▸ Short exercise:
Copy out the records in full, word for word, without pictures.

+---+

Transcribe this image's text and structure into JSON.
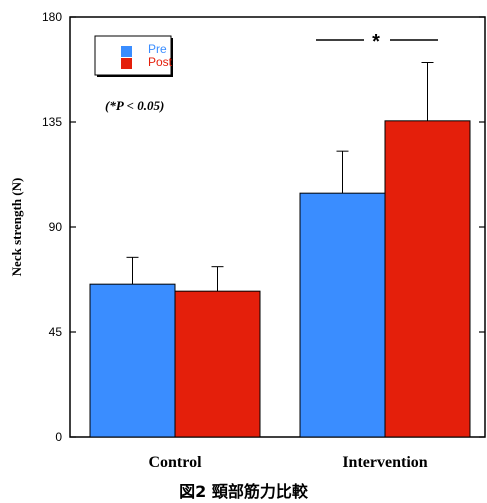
{
  "chart_data": {
    "type": "bar",
    "categories": [
      "Control",
      "Intervention"
    ],
    "series": [
      {
        "name": "Pre",
        "values": [
          65.5,
          104.5
        ],
        "errors": [
          11.5,
          18
        ],
        "color": "#3a8dff"
      },
      {
        "name": "Post",
        "values": [
          62.5,
          135.5
        ],
        "errors": [
          10.5,
          25
        ],
        "color": "#e41f0b"
      }
    ],
    "ylabel": "Neck strength (N)",
    "xlabel": "",
    "ylim": [
      0,
      180
    ],
    "yticks": [
      0,
      45,
      90,
      135,
      180
    ],
    "legend_placement": "top-left",
    "annotations": {
      "note": "(*P < 0.05)",
      "significance_marker": "*"
    },
    "grid": false
  },
  "caption": "図2 頸部筋力比較"
}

+---+

▸ Exercise response:
Transcribe this image's text and structure into JSON.
{
  "chart_data": {
    "type": "bar",
    "categories": [
      "Control",
      "Intervention"
    ],
    "series": [
      {
        "name": "Pre",
        "values": [
          65.5,
          104.5
        ],
        "errors": [
          11.5,
          18
        ],
        "color": "#3a8dff"
      },
      {
        "name": "Post",
        "values": [
          62.5,
          135.5
        ],
        "errors": [
          10.5,
          25
        ],
        "color": "#e41f0b"
      }
    ],
    "ylabel": "Neck strength (N)",
    "xlabel": "",
    "ylim": [
      0,
      180
    ],
    "yticks": [
      0,
      45,
      90,
      135,
      180
    ],
    "legend_placement": "top-left",
    "annotations": {
      "note": "(*P < 0.05)",
      "significance_marker": "*"
    },
    "grid": false
  },
  "caption": "図2 頸部筋力比較"
}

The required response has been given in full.